* _EXERCISE GOAL_
Set down every line of the records below word for word, with nothing changed, added, or left out.

=======

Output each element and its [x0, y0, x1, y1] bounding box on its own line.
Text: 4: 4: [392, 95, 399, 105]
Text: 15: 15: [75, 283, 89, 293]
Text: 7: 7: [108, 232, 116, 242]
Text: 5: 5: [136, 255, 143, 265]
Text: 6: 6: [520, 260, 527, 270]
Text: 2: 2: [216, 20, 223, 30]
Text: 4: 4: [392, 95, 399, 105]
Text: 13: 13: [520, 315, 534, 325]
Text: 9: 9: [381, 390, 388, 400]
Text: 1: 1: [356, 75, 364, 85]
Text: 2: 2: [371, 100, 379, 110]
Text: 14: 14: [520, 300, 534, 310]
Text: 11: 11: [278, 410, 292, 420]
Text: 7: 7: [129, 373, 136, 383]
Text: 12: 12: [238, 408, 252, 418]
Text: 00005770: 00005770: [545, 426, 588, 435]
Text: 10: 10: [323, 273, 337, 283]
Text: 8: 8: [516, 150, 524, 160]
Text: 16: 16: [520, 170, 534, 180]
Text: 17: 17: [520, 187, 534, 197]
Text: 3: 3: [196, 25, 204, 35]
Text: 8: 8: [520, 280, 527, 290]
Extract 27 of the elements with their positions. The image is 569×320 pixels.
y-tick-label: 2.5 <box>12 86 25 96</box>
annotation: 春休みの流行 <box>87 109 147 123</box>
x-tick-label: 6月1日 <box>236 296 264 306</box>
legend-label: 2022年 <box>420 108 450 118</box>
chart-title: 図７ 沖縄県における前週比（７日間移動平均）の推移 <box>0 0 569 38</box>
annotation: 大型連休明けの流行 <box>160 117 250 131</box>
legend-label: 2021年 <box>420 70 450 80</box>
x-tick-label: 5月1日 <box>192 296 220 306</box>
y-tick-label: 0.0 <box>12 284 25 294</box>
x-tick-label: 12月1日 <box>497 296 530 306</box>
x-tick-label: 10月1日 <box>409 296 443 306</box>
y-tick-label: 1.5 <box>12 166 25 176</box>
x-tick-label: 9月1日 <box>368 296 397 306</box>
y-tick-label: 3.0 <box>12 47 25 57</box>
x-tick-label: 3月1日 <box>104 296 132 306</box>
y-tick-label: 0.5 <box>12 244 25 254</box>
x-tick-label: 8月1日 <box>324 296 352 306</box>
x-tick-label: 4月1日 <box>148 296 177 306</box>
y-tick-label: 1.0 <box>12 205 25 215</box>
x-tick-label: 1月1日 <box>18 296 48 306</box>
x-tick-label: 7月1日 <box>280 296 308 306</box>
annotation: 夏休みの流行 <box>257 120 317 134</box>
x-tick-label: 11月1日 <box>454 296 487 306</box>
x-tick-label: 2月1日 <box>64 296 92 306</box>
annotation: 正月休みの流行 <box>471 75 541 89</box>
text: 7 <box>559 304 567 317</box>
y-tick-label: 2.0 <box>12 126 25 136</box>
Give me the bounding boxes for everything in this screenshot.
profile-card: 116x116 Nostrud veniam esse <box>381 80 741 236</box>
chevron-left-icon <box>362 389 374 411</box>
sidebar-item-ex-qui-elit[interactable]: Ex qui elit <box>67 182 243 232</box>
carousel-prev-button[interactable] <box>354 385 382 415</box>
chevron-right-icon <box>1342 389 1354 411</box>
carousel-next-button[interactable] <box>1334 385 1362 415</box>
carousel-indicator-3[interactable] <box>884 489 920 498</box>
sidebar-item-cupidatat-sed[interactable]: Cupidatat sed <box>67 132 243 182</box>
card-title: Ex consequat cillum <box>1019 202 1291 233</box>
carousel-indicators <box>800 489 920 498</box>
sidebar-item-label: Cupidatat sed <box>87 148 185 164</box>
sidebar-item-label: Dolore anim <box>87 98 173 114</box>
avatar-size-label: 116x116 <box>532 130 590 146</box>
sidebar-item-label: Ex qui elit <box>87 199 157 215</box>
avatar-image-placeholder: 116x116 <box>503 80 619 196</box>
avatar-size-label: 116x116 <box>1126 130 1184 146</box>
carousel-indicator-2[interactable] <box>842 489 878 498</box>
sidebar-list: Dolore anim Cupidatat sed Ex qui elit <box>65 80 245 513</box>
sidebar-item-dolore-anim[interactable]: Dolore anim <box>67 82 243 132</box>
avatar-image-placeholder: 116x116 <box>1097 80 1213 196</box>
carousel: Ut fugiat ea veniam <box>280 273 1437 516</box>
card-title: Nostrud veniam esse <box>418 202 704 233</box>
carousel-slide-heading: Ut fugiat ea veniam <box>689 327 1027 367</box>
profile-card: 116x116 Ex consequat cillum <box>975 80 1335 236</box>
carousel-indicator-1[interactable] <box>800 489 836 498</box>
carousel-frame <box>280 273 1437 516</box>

=======

* _ANSWER FOR THIS EXERCISE_
Output each element and its [x0, y0, x1, y1] bounding box on its own line.
Text: 4: 4: [392, 95, 399, 105]
Text: 15: 15: [75, 283, 89, 293]
Text: 7: 7: [108, 232, 116, 242]
Text: 5: 5: [136, 255, 143, 265]
Text: 6: 6: [520, 260, 527, 270]
Text: 2: 2: [216, 20, 223, 30]
Text: 4: 4: [392, 95, 399, 105]
Text: 13: 13: [520, 315, 534, 325]
Text: 9: 9: [381, 390, 388, 400]
Text: 1: 1: [356, 75, 364, 85]
Text: 2: 2: [371, 100, 379, 110]
Text: 14: 14: [520, 300, 534, 310]
Text: 11: 11: [278, 410, 292, 420]
Text: 7: 7: [129, 373, 136, 383]
Text: 12: 12: [238, 408, 252, 418]
Text: 00005770: 00005770: [545, 426, 588, 435]
Text: 10: 10: [323, 273, 337, 283]
Text: 8: 8: [516, 150, 524, 160]
Text: 16: 16: [520, 170, 534, 180]
Text: 17: 17: [520, 187, 534, 197]
Text: 3: 3: [196, 25, 204, 35]
Text: 8: 8: [520, 280, 527, 290]
Extract 27 of the elements with their positions. The image is 569×320 pixels.
y-tick-label: 2.5 <box>12 86 25 96</box>
annotation: 春休みの流行 <box>87 109 147 123</box>
x-tick-label: 6月1日 <box>236 296 264 306</box>
legend-label: 2022年 <box>420 108 450 118</box>
chart-title: 図７ 沖縄県における前週比（７日間移動平均）の推移 <box>0 0 569 38</box>
annotation: 大型連休明けの流行 <box>160 117 250 131</box>
legend-label: 2021年 <box>420 70 450 80</box>
x-tick-label: 5月1日 <box>192 296 220 306</box>
y-tick-label: 0.0 <box>12 284 25 294</box>
x-tick-label: 12月1日 <box>497 296 530 306</box>
x-tick-label: 10月1日 <box>409 296 443 306</box>
y-tick-label: 1.5 <box>12 166 25 176</box>
x-tick-label: 9月1日 <box>368 296 397 306</box>
y-tick-label: 3.0 <box>12 47 25 57</box>
x-tick-label: 3月1日 <box>104 296 132 306</box>
y-tick-label: 0.5 <box>12 244 25 254</box>
x-tick-label: 8月1日 <box>324 296 352 306</box>
x-tick-label: 4月1日 <box>148 296 177 306</box>
y-tick-label: 1.0 <box>12 205 25 215</box>
x-tick-label: 1月1日 <box>18 296 48 306</box>
x-tick-label: 7月1日 <box>280 296 308 306</box>
annotation: 夏休みの流行 <box>257 120 317 134</box>
x-tick-label: 11月1日 <box>454 296 487 306</box>
x-tick-label: 2月1日 <box>64 296 92 306</box>
annotation: 正月休みの流行 <box>471 75 541 89</box>
text: 7 <box>559 304 567 317</box>
y-tick-label: 2.0 <box>12 126 25 136</box>
Give me the bounding boxes for everything in this screenshot.
profile-card: 116x116 Nostrud veniam esse <box>381 80 741 236</box>
chevron-left-icon <box>362 389 374 411</box>
sidebar-item-ex-qui-elit[interactable]: Ex qui elit <box>67 182 243 232</box>
carousel-prev-button[interactable] <box>354 385 382 415</box>
chevron-right-icon <box>1342 389 1354 411</box>
carousel-next-button[interactable] <box>1334 385 1362 415</box>
carousel-indicator-3[interactable] <box>884 489 920 498</box>
sidebar-item-cupidatat-sed[interactable]: Cupidatat sed <box>67 132 243 182</box>
card-title: Ex consequat cillum <box>1019 202 1291 233</box>
carousel-indicators <box>800 489 920 498</box>
sidebar-item-label: Cupidatat sed <box>87 148 185 164</box>
sidebar-item-label: Dolore anim <box>87 98 173 114</box>
avatar-size-label: 116x116 <box>532 130 590 146</box>
sidebar-item-label: Ex qui elit <box>87 199 157 215</box>
avatar-image-placeholder: 116x116 <box>503 80 619 196</box>
avatar-size-label: 116x116 <box>1126 130 1184 146</box>
carousel-indicator-2[interactable] <box>842 489 878 498</box>
sidebar-list: Dolore anim Cupidatat sed Ex qui elit <box>65 80 245 513</box>
sidebar-item-dolore-anim[interactable]: Dolore anim <box>67 82 243 132</box>
avatar-image-placeholder: 116x116 <box>1097 80 1213 196</box>
carousel: Ut fugiat ea veniam <box>280 273 1437 516</box>
card-title: Nostrud veniam esse <box>418 202 704 233</box>
carousel-slide-heading: Ut fugiat ea veniam <box>689 327 1027 367</box>
profile-card: 116x116 Ex consequat cillum <box>975 80 1335 236</box>
carousel-indicator-1[interactable] <box>800 489 836 498</box>
carousel-frame <box>280 273 1437 516</box>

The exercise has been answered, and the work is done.